┌──

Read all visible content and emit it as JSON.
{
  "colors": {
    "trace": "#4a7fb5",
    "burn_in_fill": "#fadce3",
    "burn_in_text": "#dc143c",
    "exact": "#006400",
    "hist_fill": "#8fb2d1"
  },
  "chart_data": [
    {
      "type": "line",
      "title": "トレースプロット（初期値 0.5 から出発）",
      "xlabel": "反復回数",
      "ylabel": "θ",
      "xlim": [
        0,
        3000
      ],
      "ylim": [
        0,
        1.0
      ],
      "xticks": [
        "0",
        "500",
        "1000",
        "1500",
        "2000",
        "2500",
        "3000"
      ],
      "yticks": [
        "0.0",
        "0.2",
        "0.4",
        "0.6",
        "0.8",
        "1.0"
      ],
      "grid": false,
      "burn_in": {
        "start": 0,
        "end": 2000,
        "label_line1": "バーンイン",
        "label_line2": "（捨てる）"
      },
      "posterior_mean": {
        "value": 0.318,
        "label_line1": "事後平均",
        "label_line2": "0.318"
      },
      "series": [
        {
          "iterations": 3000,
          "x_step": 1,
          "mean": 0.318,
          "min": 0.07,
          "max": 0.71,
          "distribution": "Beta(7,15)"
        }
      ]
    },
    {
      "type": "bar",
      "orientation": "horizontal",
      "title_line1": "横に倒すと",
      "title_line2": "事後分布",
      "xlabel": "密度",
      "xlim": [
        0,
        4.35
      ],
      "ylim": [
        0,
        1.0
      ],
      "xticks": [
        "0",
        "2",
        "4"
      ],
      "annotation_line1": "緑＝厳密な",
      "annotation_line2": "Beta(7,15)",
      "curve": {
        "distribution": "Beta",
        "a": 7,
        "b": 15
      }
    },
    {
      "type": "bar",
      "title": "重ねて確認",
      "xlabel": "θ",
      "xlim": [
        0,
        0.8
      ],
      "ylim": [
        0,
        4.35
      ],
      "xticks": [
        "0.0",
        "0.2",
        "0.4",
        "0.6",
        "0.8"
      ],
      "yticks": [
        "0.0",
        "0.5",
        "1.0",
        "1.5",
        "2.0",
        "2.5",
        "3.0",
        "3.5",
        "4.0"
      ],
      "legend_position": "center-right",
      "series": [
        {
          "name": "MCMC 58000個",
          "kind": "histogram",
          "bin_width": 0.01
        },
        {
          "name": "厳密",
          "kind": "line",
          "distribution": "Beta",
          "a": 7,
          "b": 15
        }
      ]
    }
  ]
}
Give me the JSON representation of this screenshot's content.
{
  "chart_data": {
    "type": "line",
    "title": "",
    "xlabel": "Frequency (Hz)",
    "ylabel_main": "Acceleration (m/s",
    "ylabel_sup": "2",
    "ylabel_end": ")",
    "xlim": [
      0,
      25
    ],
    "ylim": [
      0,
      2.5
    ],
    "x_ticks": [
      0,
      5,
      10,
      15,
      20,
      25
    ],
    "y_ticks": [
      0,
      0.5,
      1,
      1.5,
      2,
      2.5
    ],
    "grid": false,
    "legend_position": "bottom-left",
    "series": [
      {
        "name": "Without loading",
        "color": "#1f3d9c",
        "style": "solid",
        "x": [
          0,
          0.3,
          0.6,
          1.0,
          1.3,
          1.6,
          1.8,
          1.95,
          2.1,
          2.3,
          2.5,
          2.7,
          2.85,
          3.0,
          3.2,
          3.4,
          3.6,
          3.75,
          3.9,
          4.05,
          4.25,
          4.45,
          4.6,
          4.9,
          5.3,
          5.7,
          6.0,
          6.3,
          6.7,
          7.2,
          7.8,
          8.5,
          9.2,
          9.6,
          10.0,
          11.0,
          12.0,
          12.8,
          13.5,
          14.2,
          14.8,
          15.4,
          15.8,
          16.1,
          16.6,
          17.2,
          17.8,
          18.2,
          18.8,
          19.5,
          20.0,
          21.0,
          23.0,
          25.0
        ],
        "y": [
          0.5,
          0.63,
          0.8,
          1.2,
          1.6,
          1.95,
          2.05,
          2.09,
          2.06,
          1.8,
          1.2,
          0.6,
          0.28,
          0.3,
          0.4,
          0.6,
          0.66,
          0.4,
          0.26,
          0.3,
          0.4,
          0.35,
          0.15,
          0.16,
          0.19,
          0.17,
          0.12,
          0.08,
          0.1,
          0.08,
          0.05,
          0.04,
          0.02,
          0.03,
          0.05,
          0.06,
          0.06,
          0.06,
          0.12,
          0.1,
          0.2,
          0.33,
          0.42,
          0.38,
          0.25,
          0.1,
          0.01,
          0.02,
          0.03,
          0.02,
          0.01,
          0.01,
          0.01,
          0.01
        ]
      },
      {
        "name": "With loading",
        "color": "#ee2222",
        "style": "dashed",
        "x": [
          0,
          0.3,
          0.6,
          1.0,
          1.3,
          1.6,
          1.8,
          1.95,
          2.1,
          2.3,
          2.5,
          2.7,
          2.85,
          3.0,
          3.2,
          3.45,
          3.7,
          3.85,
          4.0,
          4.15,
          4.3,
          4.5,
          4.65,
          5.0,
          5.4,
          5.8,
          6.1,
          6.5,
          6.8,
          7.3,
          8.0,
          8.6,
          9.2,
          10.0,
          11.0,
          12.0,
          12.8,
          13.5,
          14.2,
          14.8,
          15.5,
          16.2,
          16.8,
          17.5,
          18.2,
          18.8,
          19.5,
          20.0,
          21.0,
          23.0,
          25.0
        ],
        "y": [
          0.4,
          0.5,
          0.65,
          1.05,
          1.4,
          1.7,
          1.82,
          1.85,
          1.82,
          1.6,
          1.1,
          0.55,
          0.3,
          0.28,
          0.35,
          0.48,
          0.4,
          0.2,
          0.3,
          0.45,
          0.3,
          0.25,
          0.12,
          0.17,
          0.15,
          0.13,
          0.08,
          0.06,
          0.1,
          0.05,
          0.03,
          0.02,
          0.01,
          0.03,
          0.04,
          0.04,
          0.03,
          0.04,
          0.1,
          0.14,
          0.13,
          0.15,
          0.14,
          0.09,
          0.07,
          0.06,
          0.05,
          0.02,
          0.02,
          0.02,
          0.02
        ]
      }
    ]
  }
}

└──

Please reproduce the entire listing, exactly as shown.

Read all visible content and emit it as JSON.
{
  "colors": {
    "trace": "#4a7fb5",
    "burn_in_fill": "#fadce3",
    "burn_in_text": "#dc143c",
    "exact": "#006400",
    "hist_fill": "#8fb2d1"
  },
  "chart_data": [
    {
      "type": "line",
      "title": "トレースプロット（初期値 0.5 から出発）",
      "xlabel": "反復回数",
      "ylabel": "θ",
      "xlim": [
        0,
        3000
      ],
      "ylim": [
        0,
        1.0
      ],
      "xticks": [
        "0",
        "500",
        "1000",
        "1500",
        "2000",
        "2500",
        "3000"
      ],
      "yticks": [
        "0.0",
        "0.2",
        "0.4",
        "0.6",
        "0.8",
        "1.0"
      ],
      "grid": false,
      "burn_in": {
        "start": 0,
        "end": 2000,
        "label_line1": "バーンイン",
        "label_line2": "（捨てる）"
      },
      "posterior_mean": {
        "value": 0.318,
        "label_line1": "事後平均",
        "label_line2": "0.318"
      },
      "series": [
        {
          "iterations": 3000,
          "x_step": 1,
          "mean": 0.318,
          "min": 0.07,
          "max": 0.71,
          "distribution": "Beta(7,15)"
        }
      ]
    },
    {
      "type": "bar",
      "orientation": "horizontal",
      "title_line1": "横に倒すと",
      "title_line2": "事後分布",
      "xlabel": "密度",
      "xlim": [
        0,
        4.35
      ],
      "ylim": [
        0,
        1.0
      ],
      "xticks": [
        "0",
        "2",
        "4"
      ],
      "annotation_line1": "緑＝厳密な",
      "annotation_line2": "Beta(7,15)",
      "curve": {
        "distribution": "Beta",
        "a": 7,
        "b": 15
      }
    },
    {
      "type": "bar",
      "title": "重ねて確認",
      "xlabel": "θ",
      "xlim": [
        0,
        0.8
      ],
      "ylim": [
        0,
        4.35
      ],
      "xticks": [
        "0.0",
        "0.2",
        "0.4",
        "0.6",
        "0.8"
      ],
      "yticks": [
        "0.0",
        "0.5",
        "1.0",
        "1.5",
        "2.0",
        "2.5",
        "3.0",
        "3.5",
        "4.0"
      ],
      "legend_position": "center-right",
      "series": [
        {
          "name": "MCMC 58000個",
          "kind": "histogram",
          "bin_width": 0.01
        },
        {
          "name": "厳密",
          "kind": "line",
          "distribution": "Beta",
          "a": 7,
          "b": 15
        }
      ]
    }
  ]
}
Give me the JSON representation of this screenshot's content.
{
  "chart_data": {
    "type": "line",
    "title": "",
    "xlabel": "Frequency (Hz)",
    "ylabel_main": "Acceleration (m/s",
    "ylabel_sup": "2",
    "ylabel_end": ")",
    "xlim": [
      0,
      25
    ],
    "ylim": [
      0,
      2.5
    ],
    "x_ticks": [
      0,
      5,
      10,
      15,
      20,
      25
    ],
    "y_ticks": [
      0,
      0.5,
      1,
      1.5,
      2,
      2.5
    ],
    "grid": false,
    "legend_position": "bottom-left",
    "series": [
      {
        "name": "Without loading",
        "color": "#1f3d9c",
        "style": "solid",
        "x": [
          0,
          0.3,
          0.6,
          1.0,
          1.3,
          1.6,
          1.8,
          1.95,
          2.1,
          2.3,
          2.5,
          2.7,
          2.85,
          3.0,
          3.2,
          3.4,
          3.6,
          3.75,
          3.9,
          4.05,
          4.25,
          4.45,
          4.6,
          4.9,
          5.3,
          5.7,
          6.0,
          6.3,
          6.7,
          7.2,
          7.8,
          8.5,
          9.2,
          9.6,
          10.0,
          11.0,
          12.0,
          12.8,
          13.5,
          14.2,
          14.8,
          15.4,
          15.8,
          16.1,
          16.6,
          17.2,
          17.8,
          18.2,
          18.8,
          19.5,
          20.0,
          21.0,
          23.0,
          25.0
        ],
        "y": [
          0.5,
          0.63,
          0.8,
          1.2,
          1.6,
          1.95,
          2.05,
          2.09,
          2.06,
          1.8,
          1.2,
          0.6,
          0.28,
          0.3,
          0.4,
          0.6,
          0.66,
          0.4,
          0.26,
          0.3,
          0.4,
          0.35,
          0.15,
          0.16,
          0.19,
          0.17,
          0.12,
          0.08,
          0.1,
          0.08,
          0.05,
          0.04,
          0.02,
          0.03,
          0.05,
          0.06,
          0.06,
          0.06,
          0.12,
          0.1,
          0.2,
          0.33,
          0.42,
          0.38,
          0.25,
          0.1,
          0.01,
          0.02,
          0.03,
          0.02,
          0.01,
          0.01,
          0.01,
          0.01
        ]
      },
      {
        "name": "With loading",
        "color": "#ee2222",
        "style": "dashed",
        "x": [
          0,
          0.3,
          0.6,
          1.0,
          1.3,
          1.6,
          1.8,
          1.95,
          2.1,
          2.3,
          2.5,
          2.7,
          2.85,
          3.0,
          3.2,
          3.45,
          3.7,
          3.85,
          4.0,
          4.15,
          4.3,
          4.5,
          4.65,
          5.0,
          5.4,
          5.8,
          6.1,
          6.5,
          6.8,
          7.3,
          8.0,
          8.6,
          9.2,
          10.0,
          11.0,
          12.0,
          12.8,
          13.5,
          14.2,
          14.8,
          15.5,
          16.2,
          16.8,
          17.5,
          18.2,
          18.8,
          19.5,
          20.0,
          21.0,
          23.0,
          25.0
        ],
        "y": [
          0.4,
          0.5,
          0.65,
          1.05,
          1.4,
          1.7,
          1.82,
          1.85,
          1.82,
          1.6,
          1.1,
          0.55,
          0.3,
          0.28,
          0.35,
          0.48,
          0.4,
          0.2,
          0.3,
          0.45,
          0.3,
          0.25,
          0.12,
          0.17,
          0.15,
          0.13,
          0.08,
          0.06,
          0.1,
          0.05,
          0.03,
          0.02,
          0.01,
          0.03,
          0.04,
          0.04,
          0.03,
          0.04,
          0.1,
          0.14,
          0.13,
          0.15,
          0.14,
          0.09,
          0.07,
          0.06,
          0.05,
          0.02,
          0.02,
          0.02,
          0.02
        ]
      }
    ]
  }
}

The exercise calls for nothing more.